■ Given instruction ■
Your task is to extract every line from the material below exactly.

— START OF Data supplied —

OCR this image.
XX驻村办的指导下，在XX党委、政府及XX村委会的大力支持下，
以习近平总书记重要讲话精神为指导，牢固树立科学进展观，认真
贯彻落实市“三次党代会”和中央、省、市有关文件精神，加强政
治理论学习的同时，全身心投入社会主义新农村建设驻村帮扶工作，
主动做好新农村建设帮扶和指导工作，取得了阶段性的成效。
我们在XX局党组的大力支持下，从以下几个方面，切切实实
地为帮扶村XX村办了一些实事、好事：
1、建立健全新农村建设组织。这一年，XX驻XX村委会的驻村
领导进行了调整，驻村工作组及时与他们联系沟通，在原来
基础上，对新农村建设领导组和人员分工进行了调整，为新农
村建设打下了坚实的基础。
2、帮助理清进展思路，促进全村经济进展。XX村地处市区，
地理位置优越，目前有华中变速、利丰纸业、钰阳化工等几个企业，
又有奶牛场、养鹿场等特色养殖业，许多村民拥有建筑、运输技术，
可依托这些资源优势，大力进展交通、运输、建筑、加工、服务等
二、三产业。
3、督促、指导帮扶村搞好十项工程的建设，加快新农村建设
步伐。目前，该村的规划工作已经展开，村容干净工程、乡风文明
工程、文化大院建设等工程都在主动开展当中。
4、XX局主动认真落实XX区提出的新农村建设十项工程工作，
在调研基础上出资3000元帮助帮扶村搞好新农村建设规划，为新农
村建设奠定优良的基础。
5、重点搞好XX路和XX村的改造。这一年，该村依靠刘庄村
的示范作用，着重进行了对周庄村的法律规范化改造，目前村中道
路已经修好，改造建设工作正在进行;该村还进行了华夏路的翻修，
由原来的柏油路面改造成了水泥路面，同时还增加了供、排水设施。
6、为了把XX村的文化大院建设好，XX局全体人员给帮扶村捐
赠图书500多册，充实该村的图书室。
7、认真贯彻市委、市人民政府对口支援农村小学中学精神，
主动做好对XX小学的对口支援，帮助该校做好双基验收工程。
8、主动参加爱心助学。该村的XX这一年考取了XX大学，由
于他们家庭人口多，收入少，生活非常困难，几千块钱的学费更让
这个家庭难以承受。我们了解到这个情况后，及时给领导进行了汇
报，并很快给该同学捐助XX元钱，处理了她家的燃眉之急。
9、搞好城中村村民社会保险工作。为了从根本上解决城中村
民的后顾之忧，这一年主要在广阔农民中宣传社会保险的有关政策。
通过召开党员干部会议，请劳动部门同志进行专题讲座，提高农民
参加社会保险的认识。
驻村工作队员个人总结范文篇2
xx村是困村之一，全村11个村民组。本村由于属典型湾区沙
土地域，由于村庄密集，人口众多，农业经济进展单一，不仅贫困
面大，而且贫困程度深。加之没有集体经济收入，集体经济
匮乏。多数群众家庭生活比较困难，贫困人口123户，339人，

— END OF Data supplied —

■ Exercise answer ■
OCR this image.
XX驻村办的指导下，在XX党委、政府及XX村委会的大力支持下，
以习近平总书记重要讲话精神为指导，牢固树立科学进展观，认真
贯彻落实市“三次党代会”和中央、省、市有关文件精神，加强政
治理论学习的同时，全身心投入社会主义新农村建设驻村帮扶工作，
主动做好新农村建设帮扶和指导工作，取得了阶段性的成效。
我们在XX局党组的大力支持下，从以下几个方面，切切实实
地为帮扶村XX村办了一些实事、好事：
1、建立健全新农村建设组织。这一年，XX驻XX村委会的驻村
领导进行了调整，驻村工作组及时与他们联系沟通，在原来
基础上，对新农村建设领导组和人员分工进行了调整，为新农
村建设打下了坚实的基础。
2、帮助理清进展思路，促进全村经济进展。XX村地处市区，
地理位置优越，目前有华中变速、利丰纸业、钰阳化工等几个企业，
又有奶牛场、养鹿场等特色养殖业，许多村民拥有建筑、运输技术，
可依托这些资源优势，大力进展交通、运输、建筑、加工、服务等
二、三产业。
3、督促、指导帮扶村搞好十项工程的建设，加快新农村建设
步伐。目前，该村的规划工作已经展开，村容干净工程、乡风文明
工程、文化大院建设等工程都在主动开展当中。
4、XX局主动认真落实XX区提出的新农村建设十项工程工作，
在调研基础上出资3000元帮助帮扶村搞好新农村建设规划，为新农
村建设奠定优良的基础。
5、重点搞好XX路和XX村的改造。这一年，该村依靠刘庄村
的示范作用，着重进行了对周庄村的法律规范化改造，目前村中道
路已经修好，改造建设工作正在进行;该村还进行了华夏路的翻修，
由原来的柏油路面改造成了水泥路面，同时还增加了供、排水设施。
6、为了把XX村的文化大院建设好，XX局全体人员给帮扶村捐
赠图书500多册，充实该村的图书室。
7、认真贯彻市委、市人民政府对口支援农村小学中学精神，
主动做好对XX小学的对口支援，帮助该校做好双基验收工程。
8、主动参加爱心助学。该村的XX这一年考取了XX大学，由
于他们家庭人口多，收入少，生活非常困难，几千块钱的学费更让
这个家庭难以承受。我们了解到这个情况后，及时给领导进行了汇
报，并很快给该同学捐助XX元钱，处理了她家的燃眉之急。
9、搞好城中村村民社会保险工作。为了从根本上解决城中村
民的后顾之忧，这一年主要在广阔农民中宣传社会保险的有关政策。
通过召开党员干部会议，请劳动部门同志进行专题讲座，提高农民
参加社会保险的认识。
驻村工作队员个人总结范文篇2
xx村是困村之一，全村11个村民组。本村由于属典型湾区沙
土地域，由于村庄密集，人口众多，农业经济进展单一，不仅贫困
面大，而且贫困程度深。加之没有集体经济收入，集体经济
匮乏。多数群众家庭生活比较困难，贫困人口123户，339人，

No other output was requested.